===== Recorded information =====

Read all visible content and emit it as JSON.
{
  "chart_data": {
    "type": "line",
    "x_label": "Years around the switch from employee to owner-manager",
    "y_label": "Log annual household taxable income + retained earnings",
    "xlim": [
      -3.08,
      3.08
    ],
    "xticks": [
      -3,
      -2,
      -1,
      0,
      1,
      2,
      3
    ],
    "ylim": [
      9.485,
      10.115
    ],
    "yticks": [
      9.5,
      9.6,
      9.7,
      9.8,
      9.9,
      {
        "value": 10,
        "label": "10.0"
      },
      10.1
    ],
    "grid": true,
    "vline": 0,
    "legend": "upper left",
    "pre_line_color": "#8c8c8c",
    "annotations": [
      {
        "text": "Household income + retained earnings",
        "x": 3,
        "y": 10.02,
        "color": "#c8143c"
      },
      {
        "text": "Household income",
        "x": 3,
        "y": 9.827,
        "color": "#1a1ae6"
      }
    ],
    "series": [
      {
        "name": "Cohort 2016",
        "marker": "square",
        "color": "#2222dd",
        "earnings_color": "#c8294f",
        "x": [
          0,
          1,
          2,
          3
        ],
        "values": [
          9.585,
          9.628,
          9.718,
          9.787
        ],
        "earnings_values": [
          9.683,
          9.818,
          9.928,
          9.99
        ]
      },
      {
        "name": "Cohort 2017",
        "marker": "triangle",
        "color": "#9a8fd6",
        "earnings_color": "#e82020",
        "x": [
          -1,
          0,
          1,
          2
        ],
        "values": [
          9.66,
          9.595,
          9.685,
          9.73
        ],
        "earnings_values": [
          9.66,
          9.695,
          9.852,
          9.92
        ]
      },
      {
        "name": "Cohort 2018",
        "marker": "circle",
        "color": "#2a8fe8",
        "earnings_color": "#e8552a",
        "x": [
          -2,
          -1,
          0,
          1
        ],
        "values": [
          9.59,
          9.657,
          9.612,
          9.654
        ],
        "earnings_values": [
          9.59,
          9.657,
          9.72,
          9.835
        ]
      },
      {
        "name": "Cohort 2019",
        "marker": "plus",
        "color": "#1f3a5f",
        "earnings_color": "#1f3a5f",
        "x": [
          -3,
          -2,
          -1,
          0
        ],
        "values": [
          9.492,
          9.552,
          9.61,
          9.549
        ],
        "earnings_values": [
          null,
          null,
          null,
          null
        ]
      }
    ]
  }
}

=====

Recopy the entries above in their entirety, exactly.

Read all visible content and emit it as JSON.
{
  "chart_data": {
    "type": "line",
    "x_label": "Years around the switch from employee to owner-manager",
    "y_label": "Log annual household taxable income + retained earnings",
    "xlim": [
      -3.08,
      3.08
    ],
    "xticks": [
      -3,
      -2,
      -1,
      0,
      1,
      2,
      3
    ],
    "ylim": [
      9.485,
      10.115
    ],
    "yticks": [
      9.5,
      9.6,
      9.7,
      9.8,
      9.9,
      {
        "value": 10,
        "label": "10.0"
      },
      10.1
    ],
    "grid": true,
    "vline": 0,
    "legend": "upper left",
    "pre_line_color": "#8c8c8c",
    "annotations": [
      {
        "text": "Household income + retained earnings",
        "x": 3,
        "y": 10.02,
        "color": "#c8143c"
      },
      {
        "text": "Household income",
        "x": 3,
        "y": 9.827,
        "color": "#1a1ae6"
      }
    ],
    "series": [
      {
        "name": "Cohort 2016",
        "marker": "square",
        "color": "#2222dd",
        "earnings_color": "#c8294f",
        "x": [
          0,
          1,
          2,
          3
        ],
        "values": [
          9.585,
          9.628,
          9.718,
          9.787
        ],
        "earnings_values": [
          9.683,
          9.818,
          9.928,
          9.99
        ]
      },
      {
        "name": "Cohort 2017",
        "marker": "triangle",
        "color": "#9a8fd6",
        "earnings_color": "#e82020",
        "x": [
          -1,
          0,
          1,
          2
        ],
        "values": [
          9.66,
          9.595,
          9.685,
          9.73
        ],
        "earnings_values": [
          9.66,
          9.695,
          9.852,
          9.92
        ]
      },
      {
        "name": "Cohort 2018",
        "marker": "circle",
        "color": "#2a8fe8",
        "earnings_color": "#e8552a",
        "x": [
          -2,
          -1,
          0,
          1
        ],
        "values": [
          9.59,
          9.657,
          9.612,
          9.654
        ],
        "earnings_values": [
          9.59,
          9.657,
          9.72,
          9.835
        ]
      },
      {
        "name": "Cohort 2019",
        "marker": "plus",
        "color": "#1f3a5f",
        "earnings_color": "#1f3a5f",
        "x": [
          -3,
          -2,
          -1,
          0
        ],
        "values": [
          9.492,
          9.552,
          9.61,
          9.549
        ],
        "earnings_values": [
          null,
          null,
          null,
          null
        ]
      }
    ]
  }
}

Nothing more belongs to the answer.